Brano:
^^^^^^^^^^^^^^^^

Tutta questa faccenda è storia
“Sai qual è il difetto della razionalità umana? Finge di non vedere l’orrore e la morte con cui si concludono le sue macchinazioni”
Vija Kinsky (Samantha Morton)
È evidente che il personaggio interpretato da Pattinson sia un individuo che ripone una fede incrollabile nel potere del denaro, facendo affidamento su di esso per potersi estraniare dai problemi del mondo, mantenendo però uno sguardo attento su di essi, convinto di poterli evitare. Cronenberg decide di strutturare il film procedendo per mezzo di un costante accumulo di elementi che minano questa sicurezza, controbilanciati dalla genialità e dalla prontezza del giovane. Emerge così la figura di un uomo così ambizioso da credere di poter resistere da solo al cambiamento in corso; in diversi momenti, infatti, osserva divertito i manifestanti anarchici che annunciano il collasso della società capitalistica.
Ma aldilà delle apparenze, Packer non è immune allo sgretolamento del proprio impero. Le dinamiche che per lui erano un esercizio di potere attivo si trasformano in strategie di autoconservazione all’interno della bolla in cui ha scelto di vivere, ma che inconsapevolmente determinano la sua rovina.

^^^^^^^^^^^^^^^^

Elenco fornito:
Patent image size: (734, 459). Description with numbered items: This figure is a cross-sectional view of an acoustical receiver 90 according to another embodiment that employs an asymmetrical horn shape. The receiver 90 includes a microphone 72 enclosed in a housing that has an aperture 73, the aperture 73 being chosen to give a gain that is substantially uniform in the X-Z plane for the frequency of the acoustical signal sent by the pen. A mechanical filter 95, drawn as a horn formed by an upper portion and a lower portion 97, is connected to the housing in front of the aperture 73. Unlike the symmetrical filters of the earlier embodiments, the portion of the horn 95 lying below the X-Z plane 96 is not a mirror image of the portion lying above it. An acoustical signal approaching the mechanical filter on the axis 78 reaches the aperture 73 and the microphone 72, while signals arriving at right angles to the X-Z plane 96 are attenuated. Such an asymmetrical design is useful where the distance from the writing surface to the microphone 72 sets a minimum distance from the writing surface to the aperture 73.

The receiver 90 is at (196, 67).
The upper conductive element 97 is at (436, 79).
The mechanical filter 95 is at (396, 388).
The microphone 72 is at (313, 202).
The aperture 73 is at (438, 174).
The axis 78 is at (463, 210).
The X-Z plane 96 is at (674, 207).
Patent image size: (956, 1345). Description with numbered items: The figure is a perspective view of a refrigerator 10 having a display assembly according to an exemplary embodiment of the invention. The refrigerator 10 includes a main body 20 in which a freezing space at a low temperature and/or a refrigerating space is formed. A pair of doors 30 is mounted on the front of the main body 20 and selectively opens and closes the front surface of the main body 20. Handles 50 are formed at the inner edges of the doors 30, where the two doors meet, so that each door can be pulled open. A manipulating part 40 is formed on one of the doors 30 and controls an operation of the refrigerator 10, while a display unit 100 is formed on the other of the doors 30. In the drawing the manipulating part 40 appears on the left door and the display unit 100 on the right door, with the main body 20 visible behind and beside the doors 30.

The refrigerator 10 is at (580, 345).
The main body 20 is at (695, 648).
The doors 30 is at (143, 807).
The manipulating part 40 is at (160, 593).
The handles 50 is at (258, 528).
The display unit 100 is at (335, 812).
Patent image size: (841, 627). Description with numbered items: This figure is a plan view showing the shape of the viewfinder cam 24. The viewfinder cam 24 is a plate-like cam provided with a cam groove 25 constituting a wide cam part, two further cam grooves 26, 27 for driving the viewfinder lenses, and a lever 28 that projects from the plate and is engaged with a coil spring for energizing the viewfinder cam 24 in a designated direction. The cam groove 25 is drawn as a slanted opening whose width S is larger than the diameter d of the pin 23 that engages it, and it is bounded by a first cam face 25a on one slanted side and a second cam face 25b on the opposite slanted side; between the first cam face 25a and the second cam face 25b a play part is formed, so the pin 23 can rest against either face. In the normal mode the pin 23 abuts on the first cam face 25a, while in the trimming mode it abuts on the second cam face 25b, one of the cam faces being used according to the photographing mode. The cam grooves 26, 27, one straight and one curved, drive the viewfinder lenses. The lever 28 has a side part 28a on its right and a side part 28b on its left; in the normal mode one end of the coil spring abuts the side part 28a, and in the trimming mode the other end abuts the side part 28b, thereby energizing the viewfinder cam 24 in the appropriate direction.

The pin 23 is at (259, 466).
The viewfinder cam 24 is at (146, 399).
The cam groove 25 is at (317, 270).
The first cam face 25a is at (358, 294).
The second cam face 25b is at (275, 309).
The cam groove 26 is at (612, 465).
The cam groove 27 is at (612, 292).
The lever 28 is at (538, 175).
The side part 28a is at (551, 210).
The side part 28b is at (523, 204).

^^^^^^^^^^^^^^^^

Consegna 1: Indica se ciascuna affermazione concorda con il brano, rispondendo sì o no e citando le parole decisive: (a) Packer è immune allo sgretolamento del proprio impero; (b) in diversi momenti il protagonista osserva divertito i manifestanti anarchici; (c) il personaggio di Pattinson ha una fede incrollabile nel potere del denaro.
Consegna 2: Traduci in inglese questa frase del brano: «Ma aldilà delle apparenze, Packer non è immune allo sgretolamento del proprio impero.»
L'elenco è materiale a sé, distinto dal brano.

Risultato 1:
(a) No: «Packer non è immune allo sgretolamento del proprio impero».
(b) Sì: «in diversi momenti, infatti, osserva divertito i manifestanti anarchici».
(c) Sì: «ripone una fede incrollabile nel potere del denaro».

Risultato 2: But beyond appearances, Packer is not immune to the crumbling of his own empire.